▶ [VORLIEGENDER TEXT]:
Das Minimum liegt in dem gegebenen Fall jeweils rechts und links von der Mitte, am Rande des Graphen. Aber der Graph wiederholt sich periodisch, das ist keine "von...bis..." Kurve, sondern ein Phasengain und es geht jeweils in beide Richtungen weiter. Und - deine Vorgehensweise spiegelt die Aufgabestellung leider nicht wieder. Ich brauche tatsächlich ein d/dx Differenzial, um festzustellen, ob die Werte wachsen, oder sinken. Wenn die Werte nämlich wachsen, dann fährt mein Motor ja ganz offensichtlich in die falsche Richtung. Die Kurvenlänge ist endlich, und es gibt nur ein Minmum auf der Fahrbahn. Dieses, gilt es, zu finden.


----------



## Larry Laffer (10 November 2012)

Diese Differential würde sich ja dadurch bilden, dass du das Array (mit den abgespeicherten Werten) durchläufst.
Was du da vorhast ist ja eher ein "den aktuellen Wert mit dem letzten Wert vergleichen und darüber den Gradienten bilden". Das würde ich so nicht machen da du keine idealen Werte einlesen wirst sondern eher etwas "zitteriges" - das heißt, dass du selbst bei einer kontinuierlichen Messung immer "einige" Werte rückwärts brauchst.

▶ [VORLIEGENDE DATEN]:
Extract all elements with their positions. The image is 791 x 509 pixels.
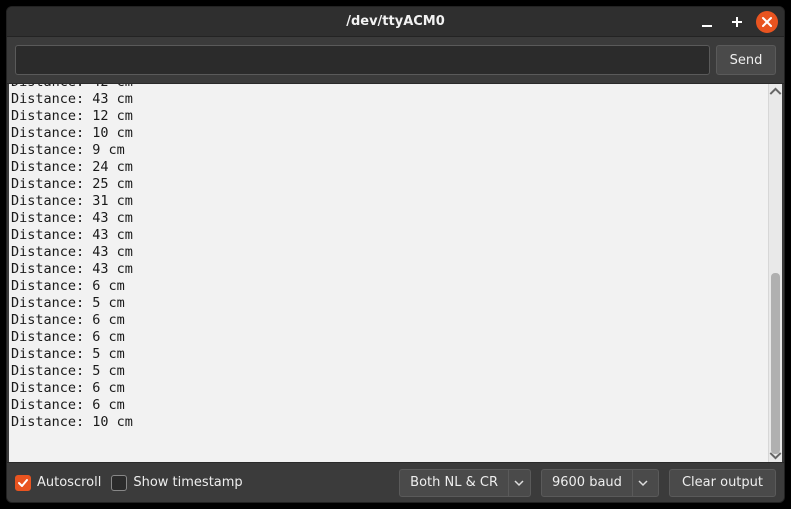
serial-input[interactable] bbox=[15, 45, 710, 75]
autoscroll-checkbox-box bbox=[15, 475, 31, 491]
chevron-down-icon bbox=[769, 449, 782, 462]
timestamp-label: Show timestamp bbox=[133, 475, 242, 490]
output-line: Distance: 6 cm bbox=[11, 278, 766, 295]
output-line: Distance: 43 cm bbox=[11, 227, 766, 244]
scroll-thumb[interactable] bbox=[771, 273, 780, 454]
output-line: Distance: 25 cm bbox=[11, 176, 766, 193]
send-button[interactable]: Send bbox=[716, 45, 776, 75]
titlebar[interactable]: /dev/ttyACM0 bbox=[7, 7, 784, 37]
window-controls bbox=[696, 11, 778, 33]
output-line: Distance: 24 cm bbox=[11, 159, 766, 176]
output-line: Distance: 43 cm bbox=[11, 91, 766, 108]
output-wrap: Distance: 42 cmDistance: 43 cmDistance: … bbox=[7, 84, 784, 462]
baud-rate-select[interactable]: 9600 baud bbox=[541, 469, 659, 497]
maximize-button[interactable] bbox=[726, 11, 748, 33]
output-line: Distance: 6 cm bbox=[11, 312, 766, 329]
minimize-button[interactable] bbox=[696, 11, 718, 33]
send-row: Send bbox=[7, 37, 784, 84]
output-line: Distance: 31 cm bbox=[11, 193, 766, 210]
serial-monitor-window: /dev/ttyACM0 Send Distance: 42 cmDistanc… bbox=[6, 6, 785, 503]
autoscroll-checkbox[interactable]: Autoscroll bbox=[15, 475, 101, 491]
scroll-down-button[interactable] bbox=[769, 448, 782, 462]
baud-rate-arrow bbox=[632, 470, 654, 496]
close-icon bbox=[761, 16, 773, 28]
line-ending-select[interactable]: Both NL & CR bbox=[399, 469, 531, 497]
output-line: Distance: 6 cm bbox=[11, 380, 766, 397]
output-line: Distance: 43 cm bbox=[11, 261, 766, 278]
window-title: /dev/ttyACM0 bbox=[346, 14, 445, 29]
output-line: Distance: 10 cm bbox=[11, 414, 766, 431]
timestamp-checkbox-box bbox=[111, 475, 127, 491]
timestamp-checkbox[interactable]: Show timestamp bbox=[111, 475, 242, 491]
chevron-down-icon bbox=[514, 478, 524, 488]
output-line: Distance: 42 cm bbox=[11, 84, 766, 91]
output-line: Distance: 10 cm bbox=[11, 125, 766, 142]
close-button[interactable] bbox=[756, 11, 778, 33]
chevron-down-icon bbox=[638, 478, 648, 488]
output-line: Distance: 43 cm bbox=[11, 244, 766, 261]
clear-output-label: Clear output bbox=[682, 475, 763, 490]
scroll-up-button[interactable] bbox=[769, 84, 782, 98]
vertical-scrollbar[interactable] bbox=[768, 84, 782, 462]
output-line: Distance: 5 cm bbox=[11, 363, 766, 380]
minimize-icon bbox=[700, 15, 714, 29]
line-ending-value: Both NL & CR bbox=[400, 475, 508, 490]
footer: Autoscroll Show timestamp Both NL & CR 9… bbox=[7, 462, 784, 502]
send-button-label: Send bbox=[730, 53, 763, 68]
clear-output-button[interactable]: Clear output bbox=[669, 469, 776, 497]
line-ending-arrow bbox=[508, 470, 530, 496]
output-line: Distance: 12 cm bbox=[11, 108, 766, 125]
output-line: Distance: 5 cm bbox=[11, 295, 766, 312]
serial-output[interactable]: Distance: 42 cmDistance: 43 cmDistance: … bbox=[9, 84, 768, 462]
check-icon bbox=[17, 477, 29, 489]
output-line: Distance: 9 cm bbox=[11, 142, 766, 159]
output-line: Distance: 43 cm bbox=[11, 210, 766, 227]
output-line: Distance: 6 cm bbox=[11, 329, 766, 346]
baud-rate-value: 9600 baud bbox=[542, 475, 632, 490]
output-line: Distance: 6 cm bbox=[11, 397, 766, 414]
maximize-icon bbox=[730, 15, 744, 29]
chevron-up-icon bbox=[769, 85, 782, 98]
autoscroll-label: Autoscroll bbox=[37, 475, 101, 490]
output-line: Distance: 5 cm bbox=[11, 346, 766, 363]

▶ [ARBEITSAUFTRAG 1]:
Gib die Datenzeilen oben von der Zeile mit „serial-input[interactable] bbox=[15, 45, 710, 75]“ bis einschließlich der Zeile mit „output-line: Distance: 31“ unverändert wieder.
▶ [ARBEITSAUFTRAG 2]:
Führe den Text über die Suche nach dem Minimum der Messwerte im Anschluss an seinen letzten Satz weiter.

▶ [DEINE ANTWORT 1]:
serial-input[interactable] bbox=[15, 45, 710, 75]
autoscroll-checkbox-box bbox=[15, 475, 31, 491]
chevron-down-icon bbox=[769, 449, 782, 462]
timestamp-label: Show timestamp bbox=[133, 475, 242, 490]
output-line: Distance: 6 cm bbox=[11, 278, 766, 295]
output-line: Distance: 43 cm bbox=[11, 227, 766, 244]
scroll-thumb[interactable] bbox=[771, 273, 780, 454]
output-line: Distance: 25 cm bbox=[11, 176, 766, 193]
send-button[interactable]: Send bbox=[716, 45, 776, 75]
titlebar[interactable]: /dev/ttyACM0 bbox=[7, 7, 784, 37]
window-controls bbox=[696, 11, 778, 33]
output-line: Distance: 24 cm bbox=[11, 159, 766, 176]
output-line: Distance: 43 cm bbox=[11, 91, 766, 108]
output-wrap: Distance: 42 cmDistance: 43 cmDistance: … bbox=[7, 84, 784, 462]
baud-rate-select[interactable]: 9600 baud bbox=[541, 469, 659, 497]
maximize-button[interactable] bbox=[726, 11, 748, 33]
output-line: Distance: 6 cm bbox=[11, 312, 766, 329]
minimize-button[interactable] bbox=[696, 11, 718, 33]
send-row: Send bbox=[7, 37, 784, 84]
output-line: Distance: 31 cm bbox=[11, 193, 766, 210]

▶ [DEINE ANTWORT 2]:
Ich muß aber auch zugeben, dass ich dein Vorhaben und dessen Sinn immer noch nicht verstanden habe. Vielleicht könnte ich dann bessere Tipps geben ...

Gruß
Larry


----------



## Draco Malfoy (10 November 2012)

Ok, es ist zum einen an und für sich schon nicht trivial, und, ich muss leider zugeben, meine Erklärungskünste waren noch nie sonderlich auf der Höhe. Könnte an einer zu sehr physikalischen und weniger elektrotechnischen Denke liegen.
Bitte um Entschuldigung, hier ein zweiter Versuch:

- Es gibt ein physikalisches Phänomen, was man am Besten mit einer Art Resonanz oder richtiger Abstimmung eines Schwingkreises beschreiben kann. Ist, wie gesagt, nur eine Übertragung bzw. Näherung. 
- Dieses Phänomen gibt als erfassbare, messbare physikalische Größe eine Phasendifferenz zweier Signale zurück, welche von einem elektronischen Detektor erfasst werden kann.
- Dieser Detektor wandelt die Phasendifferenz in einen analogen Wert um, der im Bereich 10mV - 1,8V liegt, und dessen Abhängigkeit von dem Delta Phi durch den obigen Graph dargestellt werden kann.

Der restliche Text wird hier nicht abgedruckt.